Exercise objective :: Locate every line in the records below that holds the word "content" and return each one.

Data lines ::
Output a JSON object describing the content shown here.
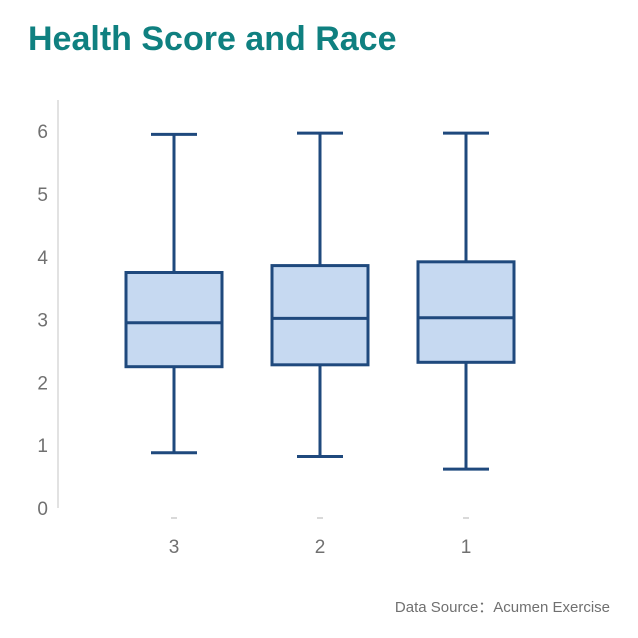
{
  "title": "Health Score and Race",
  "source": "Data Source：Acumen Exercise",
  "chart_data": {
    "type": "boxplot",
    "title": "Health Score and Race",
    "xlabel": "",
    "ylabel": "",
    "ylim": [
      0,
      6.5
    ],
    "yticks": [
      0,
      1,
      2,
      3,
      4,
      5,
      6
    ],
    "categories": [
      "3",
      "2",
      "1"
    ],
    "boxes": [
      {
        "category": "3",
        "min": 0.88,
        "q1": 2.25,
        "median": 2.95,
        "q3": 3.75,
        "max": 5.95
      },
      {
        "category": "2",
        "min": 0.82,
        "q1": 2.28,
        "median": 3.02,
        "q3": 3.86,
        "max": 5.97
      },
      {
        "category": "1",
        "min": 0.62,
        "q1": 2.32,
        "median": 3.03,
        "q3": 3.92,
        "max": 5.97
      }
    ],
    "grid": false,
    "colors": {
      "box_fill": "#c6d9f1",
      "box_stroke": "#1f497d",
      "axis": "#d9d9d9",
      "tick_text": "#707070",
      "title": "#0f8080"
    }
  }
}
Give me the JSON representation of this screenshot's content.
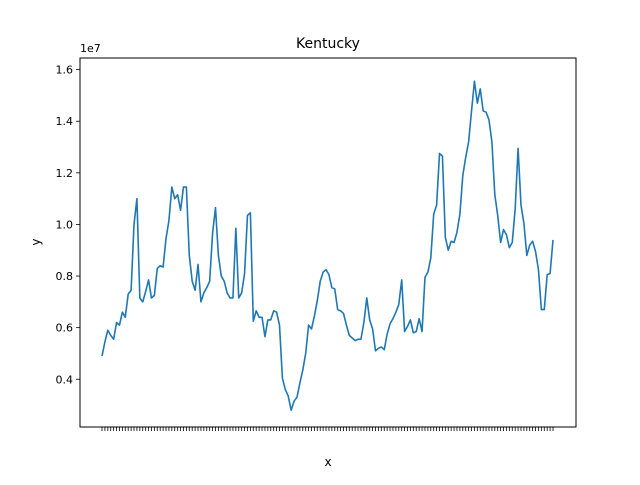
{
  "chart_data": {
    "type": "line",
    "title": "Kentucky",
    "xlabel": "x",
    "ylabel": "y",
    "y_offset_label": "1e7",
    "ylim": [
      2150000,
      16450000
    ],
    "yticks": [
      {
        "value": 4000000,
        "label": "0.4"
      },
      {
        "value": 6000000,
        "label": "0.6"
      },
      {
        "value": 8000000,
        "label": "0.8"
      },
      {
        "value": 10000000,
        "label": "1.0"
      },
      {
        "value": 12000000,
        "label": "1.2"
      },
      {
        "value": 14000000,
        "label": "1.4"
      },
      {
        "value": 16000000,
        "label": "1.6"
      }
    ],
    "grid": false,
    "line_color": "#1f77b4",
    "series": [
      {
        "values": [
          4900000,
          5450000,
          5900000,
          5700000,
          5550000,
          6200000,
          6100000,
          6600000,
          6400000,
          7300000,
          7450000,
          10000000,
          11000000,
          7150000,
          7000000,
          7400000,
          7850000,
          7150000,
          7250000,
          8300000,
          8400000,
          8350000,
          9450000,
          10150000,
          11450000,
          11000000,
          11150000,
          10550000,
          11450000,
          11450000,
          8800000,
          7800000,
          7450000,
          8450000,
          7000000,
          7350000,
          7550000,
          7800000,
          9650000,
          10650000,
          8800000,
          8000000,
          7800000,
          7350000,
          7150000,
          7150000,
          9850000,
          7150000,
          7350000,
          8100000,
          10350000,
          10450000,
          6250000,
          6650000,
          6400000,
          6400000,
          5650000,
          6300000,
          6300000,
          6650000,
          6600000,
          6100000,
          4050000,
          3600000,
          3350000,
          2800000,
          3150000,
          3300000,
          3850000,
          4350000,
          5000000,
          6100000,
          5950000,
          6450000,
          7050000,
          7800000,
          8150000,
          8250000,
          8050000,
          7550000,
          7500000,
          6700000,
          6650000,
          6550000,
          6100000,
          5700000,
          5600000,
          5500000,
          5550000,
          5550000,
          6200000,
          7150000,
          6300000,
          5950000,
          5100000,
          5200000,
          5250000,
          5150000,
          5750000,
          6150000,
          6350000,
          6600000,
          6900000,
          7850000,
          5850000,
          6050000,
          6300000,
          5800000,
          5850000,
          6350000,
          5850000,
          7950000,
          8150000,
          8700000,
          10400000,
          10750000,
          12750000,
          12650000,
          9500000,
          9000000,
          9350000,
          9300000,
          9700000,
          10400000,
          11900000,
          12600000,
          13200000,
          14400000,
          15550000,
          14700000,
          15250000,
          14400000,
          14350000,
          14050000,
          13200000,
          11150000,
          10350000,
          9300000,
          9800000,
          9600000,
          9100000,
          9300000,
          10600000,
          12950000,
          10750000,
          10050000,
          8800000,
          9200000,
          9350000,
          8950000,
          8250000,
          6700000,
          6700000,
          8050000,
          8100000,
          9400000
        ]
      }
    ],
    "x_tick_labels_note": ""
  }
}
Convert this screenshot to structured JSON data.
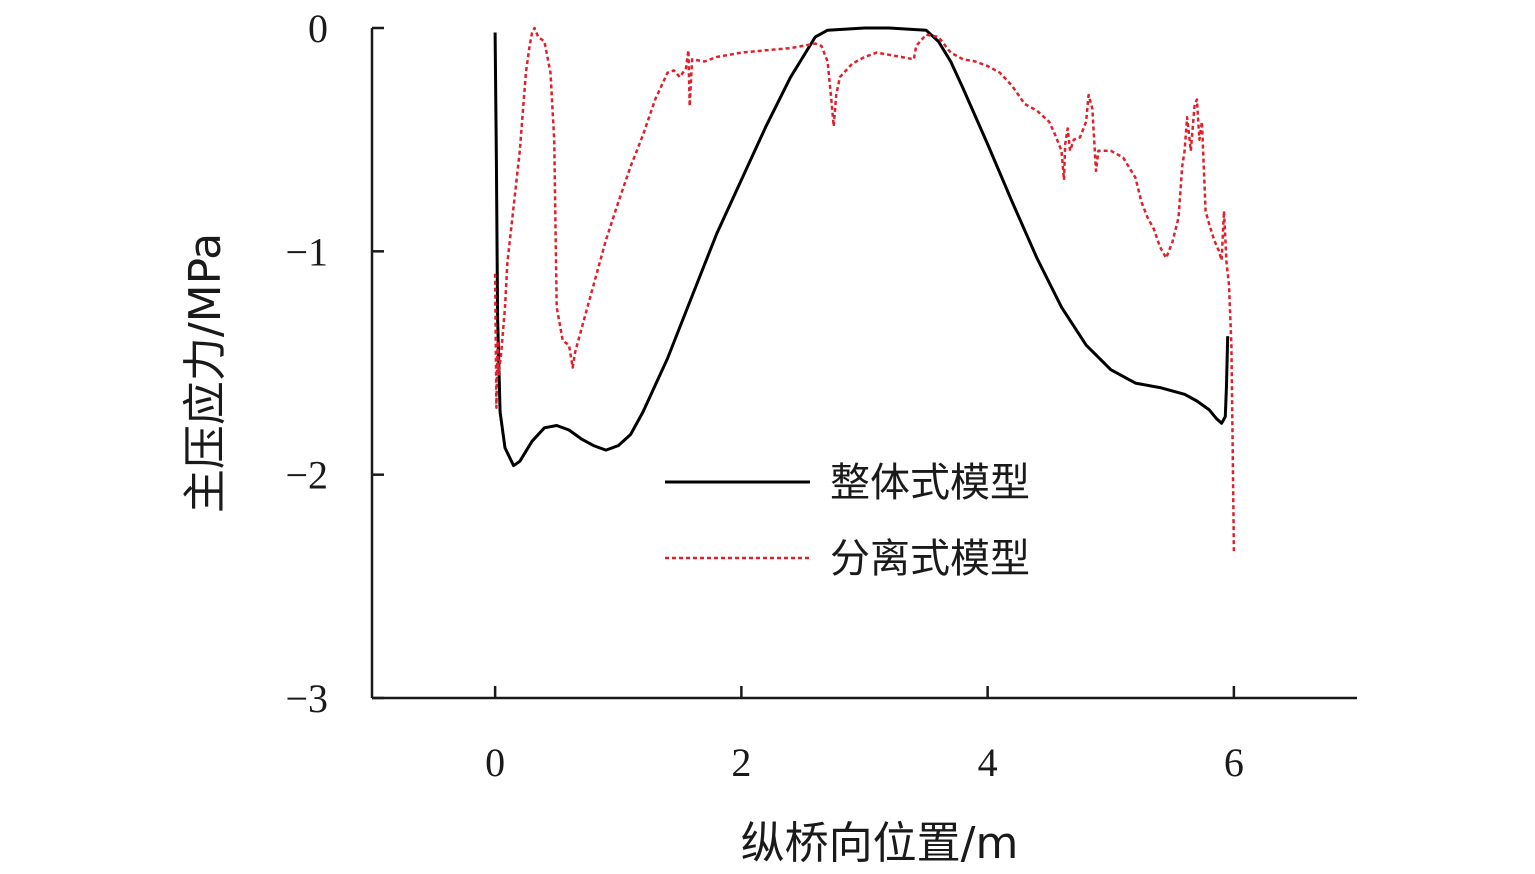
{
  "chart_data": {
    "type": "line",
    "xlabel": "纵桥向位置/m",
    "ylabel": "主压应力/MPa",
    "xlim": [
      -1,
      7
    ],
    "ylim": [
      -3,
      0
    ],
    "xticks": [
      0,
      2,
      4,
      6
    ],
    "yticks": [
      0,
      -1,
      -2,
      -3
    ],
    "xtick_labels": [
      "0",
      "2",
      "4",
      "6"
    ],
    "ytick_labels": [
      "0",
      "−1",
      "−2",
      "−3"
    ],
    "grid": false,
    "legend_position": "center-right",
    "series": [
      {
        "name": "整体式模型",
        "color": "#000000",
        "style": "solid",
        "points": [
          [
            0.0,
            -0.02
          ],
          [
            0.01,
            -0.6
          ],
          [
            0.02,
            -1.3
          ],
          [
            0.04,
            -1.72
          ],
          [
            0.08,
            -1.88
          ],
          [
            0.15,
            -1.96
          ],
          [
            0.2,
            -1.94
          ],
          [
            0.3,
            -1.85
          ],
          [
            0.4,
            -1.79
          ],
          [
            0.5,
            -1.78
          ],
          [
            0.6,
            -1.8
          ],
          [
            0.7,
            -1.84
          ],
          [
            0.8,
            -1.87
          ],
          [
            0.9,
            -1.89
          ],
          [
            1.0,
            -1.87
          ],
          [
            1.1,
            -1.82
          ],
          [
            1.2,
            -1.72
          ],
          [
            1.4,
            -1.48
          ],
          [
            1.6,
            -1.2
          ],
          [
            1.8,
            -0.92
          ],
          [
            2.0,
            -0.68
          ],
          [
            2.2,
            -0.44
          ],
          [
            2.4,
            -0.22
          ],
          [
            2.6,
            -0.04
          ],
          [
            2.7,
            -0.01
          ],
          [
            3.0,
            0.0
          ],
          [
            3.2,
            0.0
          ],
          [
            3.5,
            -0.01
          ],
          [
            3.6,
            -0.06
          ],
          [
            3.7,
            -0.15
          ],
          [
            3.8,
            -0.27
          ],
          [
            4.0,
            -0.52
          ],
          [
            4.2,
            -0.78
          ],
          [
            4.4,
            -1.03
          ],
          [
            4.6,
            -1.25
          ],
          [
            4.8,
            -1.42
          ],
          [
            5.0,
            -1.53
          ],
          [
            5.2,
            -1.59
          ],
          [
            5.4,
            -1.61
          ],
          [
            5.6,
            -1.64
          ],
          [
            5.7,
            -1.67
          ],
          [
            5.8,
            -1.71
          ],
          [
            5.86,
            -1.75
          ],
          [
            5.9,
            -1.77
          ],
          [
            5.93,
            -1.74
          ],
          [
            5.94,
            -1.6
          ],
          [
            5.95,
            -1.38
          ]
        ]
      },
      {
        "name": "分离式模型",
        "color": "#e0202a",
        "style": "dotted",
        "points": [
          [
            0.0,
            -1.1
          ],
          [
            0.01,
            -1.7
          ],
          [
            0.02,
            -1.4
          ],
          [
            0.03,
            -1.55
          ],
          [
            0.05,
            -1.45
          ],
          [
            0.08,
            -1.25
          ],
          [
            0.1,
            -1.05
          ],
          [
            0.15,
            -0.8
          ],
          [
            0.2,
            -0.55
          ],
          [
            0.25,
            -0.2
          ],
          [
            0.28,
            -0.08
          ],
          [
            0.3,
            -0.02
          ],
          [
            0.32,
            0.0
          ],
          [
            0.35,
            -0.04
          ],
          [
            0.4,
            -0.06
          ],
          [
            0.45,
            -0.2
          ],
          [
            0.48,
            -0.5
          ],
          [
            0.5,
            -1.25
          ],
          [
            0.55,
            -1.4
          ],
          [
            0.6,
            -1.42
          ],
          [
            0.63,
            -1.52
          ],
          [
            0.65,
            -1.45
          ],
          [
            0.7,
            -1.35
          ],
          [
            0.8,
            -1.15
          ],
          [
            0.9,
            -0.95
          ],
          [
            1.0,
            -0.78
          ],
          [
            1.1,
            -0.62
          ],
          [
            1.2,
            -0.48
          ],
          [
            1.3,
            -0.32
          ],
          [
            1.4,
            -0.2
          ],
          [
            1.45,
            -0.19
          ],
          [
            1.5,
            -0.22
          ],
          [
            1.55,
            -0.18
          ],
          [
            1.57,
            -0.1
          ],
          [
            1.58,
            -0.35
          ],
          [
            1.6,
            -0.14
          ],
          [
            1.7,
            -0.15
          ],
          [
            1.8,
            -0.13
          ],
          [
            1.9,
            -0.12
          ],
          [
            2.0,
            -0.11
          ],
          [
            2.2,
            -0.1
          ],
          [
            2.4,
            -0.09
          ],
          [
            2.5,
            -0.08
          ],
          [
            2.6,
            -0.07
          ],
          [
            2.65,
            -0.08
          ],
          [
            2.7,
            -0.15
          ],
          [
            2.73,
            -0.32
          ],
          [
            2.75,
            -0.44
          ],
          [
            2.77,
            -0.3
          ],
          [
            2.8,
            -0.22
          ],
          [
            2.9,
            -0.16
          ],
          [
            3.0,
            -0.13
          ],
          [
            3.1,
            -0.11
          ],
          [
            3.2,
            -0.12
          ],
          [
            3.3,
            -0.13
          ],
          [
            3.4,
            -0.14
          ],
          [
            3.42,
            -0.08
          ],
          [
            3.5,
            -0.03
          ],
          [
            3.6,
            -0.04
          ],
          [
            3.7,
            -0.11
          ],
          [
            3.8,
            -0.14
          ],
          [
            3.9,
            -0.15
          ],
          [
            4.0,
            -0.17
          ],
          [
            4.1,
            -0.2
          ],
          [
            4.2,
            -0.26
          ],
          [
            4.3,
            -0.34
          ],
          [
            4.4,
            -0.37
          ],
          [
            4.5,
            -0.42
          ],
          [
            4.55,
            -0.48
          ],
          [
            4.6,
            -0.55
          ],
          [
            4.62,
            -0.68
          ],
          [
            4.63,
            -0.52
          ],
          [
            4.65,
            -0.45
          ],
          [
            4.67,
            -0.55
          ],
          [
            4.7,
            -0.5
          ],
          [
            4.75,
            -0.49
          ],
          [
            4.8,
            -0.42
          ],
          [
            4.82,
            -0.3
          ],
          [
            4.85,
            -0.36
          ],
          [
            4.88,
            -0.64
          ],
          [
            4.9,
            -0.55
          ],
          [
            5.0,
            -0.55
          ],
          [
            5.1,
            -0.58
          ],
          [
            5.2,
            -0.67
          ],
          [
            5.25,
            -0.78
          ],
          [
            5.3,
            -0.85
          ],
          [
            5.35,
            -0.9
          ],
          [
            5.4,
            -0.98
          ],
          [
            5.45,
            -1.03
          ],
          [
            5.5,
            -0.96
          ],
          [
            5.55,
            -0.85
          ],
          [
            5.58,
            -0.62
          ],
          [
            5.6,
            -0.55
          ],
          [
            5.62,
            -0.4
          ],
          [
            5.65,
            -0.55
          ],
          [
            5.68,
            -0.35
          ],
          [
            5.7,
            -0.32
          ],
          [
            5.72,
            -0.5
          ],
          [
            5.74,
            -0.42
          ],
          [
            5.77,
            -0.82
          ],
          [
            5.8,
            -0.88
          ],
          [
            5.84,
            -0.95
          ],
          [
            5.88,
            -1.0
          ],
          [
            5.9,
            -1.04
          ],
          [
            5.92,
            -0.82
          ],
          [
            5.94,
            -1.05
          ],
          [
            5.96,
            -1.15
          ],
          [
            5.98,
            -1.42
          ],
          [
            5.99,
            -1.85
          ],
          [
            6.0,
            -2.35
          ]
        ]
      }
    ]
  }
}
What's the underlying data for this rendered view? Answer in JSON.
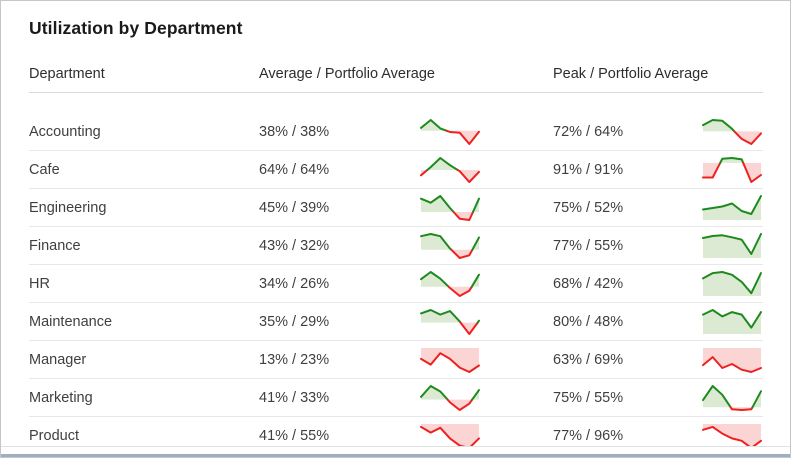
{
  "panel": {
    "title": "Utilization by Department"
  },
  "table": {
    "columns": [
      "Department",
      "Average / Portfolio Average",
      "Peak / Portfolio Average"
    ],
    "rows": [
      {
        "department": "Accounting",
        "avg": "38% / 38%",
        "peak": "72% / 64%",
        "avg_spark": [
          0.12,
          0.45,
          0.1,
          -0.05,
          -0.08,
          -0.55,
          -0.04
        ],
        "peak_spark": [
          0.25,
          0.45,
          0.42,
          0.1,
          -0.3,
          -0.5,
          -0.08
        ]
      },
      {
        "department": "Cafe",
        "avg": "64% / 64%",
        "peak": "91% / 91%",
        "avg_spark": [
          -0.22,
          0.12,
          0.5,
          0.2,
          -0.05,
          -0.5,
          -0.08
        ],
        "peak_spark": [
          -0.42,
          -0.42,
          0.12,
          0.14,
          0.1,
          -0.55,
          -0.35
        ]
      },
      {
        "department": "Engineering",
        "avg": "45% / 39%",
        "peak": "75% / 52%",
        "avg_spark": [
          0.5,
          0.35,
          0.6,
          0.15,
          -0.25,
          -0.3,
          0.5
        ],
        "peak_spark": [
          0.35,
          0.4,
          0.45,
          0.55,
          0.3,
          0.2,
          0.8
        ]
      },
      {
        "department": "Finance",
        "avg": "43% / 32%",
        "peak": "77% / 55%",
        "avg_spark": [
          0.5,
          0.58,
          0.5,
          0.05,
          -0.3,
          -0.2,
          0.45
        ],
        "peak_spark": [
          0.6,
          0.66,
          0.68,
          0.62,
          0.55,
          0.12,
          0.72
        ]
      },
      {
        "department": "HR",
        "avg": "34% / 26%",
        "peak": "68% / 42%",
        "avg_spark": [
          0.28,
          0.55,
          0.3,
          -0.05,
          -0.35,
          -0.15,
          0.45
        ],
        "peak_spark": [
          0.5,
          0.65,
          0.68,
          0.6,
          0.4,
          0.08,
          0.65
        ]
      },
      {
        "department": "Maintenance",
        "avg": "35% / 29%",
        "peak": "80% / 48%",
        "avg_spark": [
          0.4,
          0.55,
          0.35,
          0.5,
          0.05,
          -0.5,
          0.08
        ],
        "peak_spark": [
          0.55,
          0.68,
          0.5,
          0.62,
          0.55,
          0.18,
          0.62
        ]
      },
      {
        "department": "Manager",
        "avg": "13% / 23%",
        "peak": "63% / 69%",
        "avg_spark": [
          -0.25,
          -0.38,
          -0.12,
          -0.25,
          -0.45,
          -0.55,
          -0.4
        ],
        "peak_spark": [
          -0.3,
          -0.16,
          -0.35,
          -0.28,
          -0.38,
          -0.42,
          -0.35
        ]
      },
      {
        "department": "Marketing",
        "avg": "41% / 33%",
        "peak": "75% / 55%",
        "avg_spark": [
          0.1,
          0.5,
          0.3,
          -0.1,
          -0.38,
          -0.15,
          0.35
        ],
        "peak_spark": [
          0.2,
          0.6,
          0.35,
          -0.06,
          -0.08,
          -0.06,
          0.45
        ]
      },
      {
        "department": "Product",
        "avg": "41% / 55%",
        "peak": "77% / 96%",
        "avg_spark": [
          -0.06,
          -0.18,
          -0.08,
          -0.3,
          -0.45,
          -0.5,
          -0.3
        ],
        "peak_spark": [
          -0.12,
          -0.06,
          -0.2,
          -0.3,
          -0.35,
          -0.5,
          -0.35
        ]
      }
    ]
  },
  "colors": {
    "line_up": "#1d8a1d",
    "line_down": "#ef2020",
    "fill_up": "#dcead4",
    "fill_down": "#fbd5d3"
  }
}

Exercise result ::
Output a JSON object describing the content shown here.
Give me the JSON representation of this screenshot's content.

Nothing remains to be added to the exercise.